- DIRECTIVE -
Each entry should be quoted word for word, including every mark of punctuation.
____________________
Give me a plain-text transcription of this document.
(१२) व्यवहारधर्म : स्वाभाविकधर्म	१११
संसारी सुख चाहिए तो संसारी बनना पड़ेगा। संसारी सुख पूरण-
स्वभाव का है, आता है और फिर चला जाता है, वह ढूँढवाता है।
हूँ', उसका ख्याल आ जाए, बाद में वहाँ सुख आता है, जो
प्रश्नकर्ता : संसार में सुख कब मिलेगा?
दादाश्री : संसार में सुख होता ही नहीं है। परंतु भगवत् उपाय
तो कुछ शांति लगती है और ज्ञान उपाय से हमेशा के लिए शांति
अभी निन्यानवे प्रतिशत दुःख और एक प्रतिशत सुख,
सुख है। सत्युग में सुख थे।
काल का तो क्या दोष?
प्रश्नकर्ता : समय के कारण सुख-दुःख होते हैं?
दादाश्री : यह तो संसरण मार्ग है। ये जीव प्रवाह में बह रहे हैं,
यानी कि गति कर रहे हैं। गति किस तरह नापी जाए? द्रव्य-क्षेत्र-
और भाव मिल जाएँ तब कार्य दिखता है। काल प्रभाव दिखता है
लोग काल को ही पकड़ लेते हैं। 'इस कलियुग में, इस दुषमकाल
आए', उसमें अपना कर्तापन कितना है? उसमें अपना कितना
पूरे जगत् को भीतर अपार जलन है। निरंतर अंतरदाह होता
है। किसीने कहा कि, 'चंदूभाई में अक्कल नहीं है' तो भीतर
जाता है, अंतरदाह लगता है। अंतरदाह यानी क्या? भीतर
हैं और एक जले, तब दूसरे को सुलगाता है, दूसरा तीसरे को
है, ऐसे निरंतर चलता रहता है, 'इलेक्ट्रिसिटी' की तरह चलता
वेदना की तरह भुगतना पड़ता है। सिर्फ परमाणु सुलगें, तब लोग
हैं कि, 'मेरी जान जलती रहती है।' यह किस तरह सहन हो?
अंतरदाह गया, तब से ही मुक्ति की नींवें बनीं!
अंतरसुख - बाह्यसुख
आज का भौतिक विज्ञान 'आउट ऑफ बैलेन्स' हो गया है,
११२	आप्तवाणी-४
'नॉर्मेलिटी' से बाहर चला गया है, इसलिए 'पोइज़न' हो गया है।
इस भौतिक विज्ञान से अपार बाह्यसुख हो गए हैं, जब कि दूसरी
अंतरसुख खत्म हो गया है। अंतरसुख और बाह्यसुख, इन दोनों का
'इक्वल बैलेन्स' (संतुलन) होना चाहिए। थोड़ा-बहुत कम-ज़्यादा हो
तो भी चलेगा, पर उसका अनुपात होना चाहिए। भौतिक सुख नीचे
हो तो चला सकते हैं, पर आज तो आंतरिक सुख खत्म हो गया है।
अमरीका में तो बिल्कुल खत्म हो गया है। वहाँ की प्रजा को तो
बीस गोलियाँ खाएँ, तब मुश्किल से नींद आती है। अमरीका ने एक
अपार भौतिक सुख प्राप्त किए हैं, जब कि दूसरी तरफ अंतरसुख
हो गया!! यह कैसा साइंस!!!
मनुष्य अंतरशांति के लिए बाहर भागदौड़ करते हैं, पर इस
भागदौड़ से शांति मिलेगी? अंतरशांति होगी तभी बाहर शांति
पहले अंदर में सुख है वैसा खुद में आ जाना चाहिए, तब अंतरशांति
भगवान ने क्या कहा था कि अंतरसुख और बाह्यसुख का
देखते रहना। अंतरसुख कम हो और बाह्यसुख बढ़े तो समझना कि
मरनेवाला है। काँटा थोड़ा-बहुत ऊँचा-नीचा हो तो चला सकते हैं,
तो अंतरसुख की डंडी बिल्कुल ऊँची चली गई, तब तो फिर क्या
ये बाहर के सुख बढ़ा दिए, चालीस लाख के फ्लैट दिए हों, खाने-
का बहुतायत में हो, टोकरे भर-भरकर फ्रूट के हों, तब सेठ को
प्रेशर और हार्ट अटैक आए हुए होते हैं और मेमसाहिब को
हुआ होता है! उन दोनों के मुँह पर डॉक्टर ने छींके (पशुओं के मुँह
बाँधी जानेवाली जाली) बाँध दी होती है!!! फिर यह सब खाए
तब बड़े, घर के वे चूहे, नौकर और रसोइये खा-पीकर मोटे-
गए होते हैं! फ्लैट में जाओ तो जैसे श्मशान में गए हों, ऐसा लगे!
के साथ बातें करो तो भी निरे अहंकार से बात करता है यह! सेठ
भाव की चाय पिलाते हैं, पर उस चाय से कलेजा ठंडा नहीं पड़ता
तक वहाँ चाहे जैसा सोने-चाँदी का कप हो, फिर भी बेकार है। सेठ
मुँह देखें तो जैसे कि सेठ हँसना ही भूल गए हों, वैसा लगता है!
____________________
- CORRECT RESPONSE -
Give me a plain-text transcription of this document.
(१२) व्यवहारधर्म : स्वाभाविकधर्म	१११
संसारी सुख चाहिए तो संसारी बनना पड़ेगा। संसारी सुख पूरण-
स्वभाव का है, आता है और फिर चला जाता है, वह ढूँढवाता है।
हूँ', उसका ख्याल आ जाए, बाद में वहाँ सुख आता है, जो
प्रश्नकर्ता : संसार में सुख कब मिलेगा?
दादाश्री : संसार में सुख होता ही नहीं है। परंतु भगवत् उपाय
तो कुछ शांति लगती है और ज्ञान उपाय से हमेशा के लिए शांति
अभी निन्यानवे प्रतिशत दुःख और एक प्रतिशत सुख,
सुख है। सत्युग में सुख थे।
काल का तो क्या दोष?
प्रश्नकर्ता : समय के कारण सुख-दुःख होते हैं?
दादाश्री : यह तो संसरण मार्ग है। ये जीव प्रवाह में बह रहे हैं,
यानी कि गति कर रहे हैं। गति किस तरह नापी जाए? द्रव्य-क्षेत्र-
और भाव मिल जाएँ तब कार्य दिखता है। काल प्रभाव दिखता है
लोग काल को ही पकड़ लेते हैं। 'इस कलियुग में, इस दुषमकाल
आए', उसमें अपना कर्तापन कितना है? उसमें अपना कितना
पूरे जगत् को भीतर अपार जलन है। निरंतर अंतरदाह होता
है। किसीने कहा कि, 'चंदूभाई में अक्कल नहीं है' तो भीतर
जाता है, अंतरदाह लगता है। अंतरदाह यानी क्या? भीतर
हैं और एक जले, तब दूसरे को सुलगाता है, दूसरा तीसरे को
है, ऐसे निरंतर चलता रहता है, 'इलेक्ट्रिसिटी' की तरह चलता
वेदना की तरह भुगतना पड़ता है। सिर्फ परमाणु सुलगें, तब लोग
हैं कि, 'मेरी जान जलती रहती है।' यह किस तरह सहन हो?
अंतरदाह गया, तब से ही मुक्ति की नींवें बनीं!
अंतरसुख - बाह्यसुख
आज का भौतिक विज्ञान 'आउट ऑफ बैलेन्स' हो गया है,
११२	आप्तवाणी-४
'नॉर्मेलिटी' से बाहर चला गया है, इसलिए 'पोइज़न' हो गया है।
इस भौतिक विज्ञान से अपार बाह्यसुख हो गए हैं, जब कि दूसरी
अंतरसुख खत्म हो गया है। अंतरसुख और बाह्यसुख, इन दोनों का
'इक्वल बैलेन्स' (संतुलन) होना चाहिए। थोड़ा-बहुत कम-ज़्यादा हो
तो भी चलेगा, पर उसका अनुपात होना चाहिए। भौतिक सुख नीचे
हो तो चला सकते हैं, पर आज तो आंतरिक सुख खत्म हो गया है।
अमरीका में तो बिल्कुल खत्म हो गया है। वहाँ की प्रजा को तो
बीस गोलियाँ खाएँ, तब मुश्किल से नींद आती है। अमरीका ने एक
अपार भौतिक सुख प्राप्त किए हैं, जब कि दूसरी तरफ अंतरसुख
हो गया!! यह कैसा साइंस!!!
मनुष्य अंतरशांति के लिए बाहर भागदौड़ करते हैं, पर इस
भागदौड़ से शांति मिलेगी? अंतरशांति होगी तभी बाहर शांति
पहले अंदर में सुख है वैसा खुद में आ जाना चाहिए, तब अंतरशांति
भगवान ने क्या कहा था कि अंतरसुख और बाह्यसुख का
देखते रहना। अंतरसुख कम हो और बाह्यसुख बढ़े तो समझना कि
मरनेवाला है। काँटा थोड़ा-बहुत ऊँचा-नीचा हो तो चला सकते हैं,
तो अंतरसुख की डंडी बिल्कुल ऊँची चली गई, तब तो फिर क्या
ये बाहर के सुख बढ़ा दिए, चालीस लाख के फ्लैट दिए हों, खाने-
का बहुतायत में हो, टोकरे भर-भरकर फ्रूट के हों, तब सेठ को
प्रेशर और हार्ट अटैक आए हुए होते हैं और मेमसाहिब को
हुआ होता है! उन दोनों के मुँह पर डॉक्टर ने छींके (पशुओं के मुँह
बाँधी जानेवाली जाली) बाँध दी होती है!!! फिर यह सब खाए
तब बड़े, घर के वे चूहे, नौकर और रसोइये खा-पीकर मोटे-
गए होते हैं! फ्लैट में जाओ तो जैसे श्मशान में गए हों, ऐसा लगे!
के साथ बातें करो तो भी निरे अहंकार से बात करता है यह! सेठ
भाव की चाय पिलाते हैं, पर उस चाय से कलेजा ठंडा नहीं पड़ता
तक वहाँ चाहे जैसा सोने-चाँदी का कप हो, फिर भी बेकार है। सेठ
मुँह देखें तो जैसे कि सेठ हँसना ही भूल गए हों, वैसा लगता है!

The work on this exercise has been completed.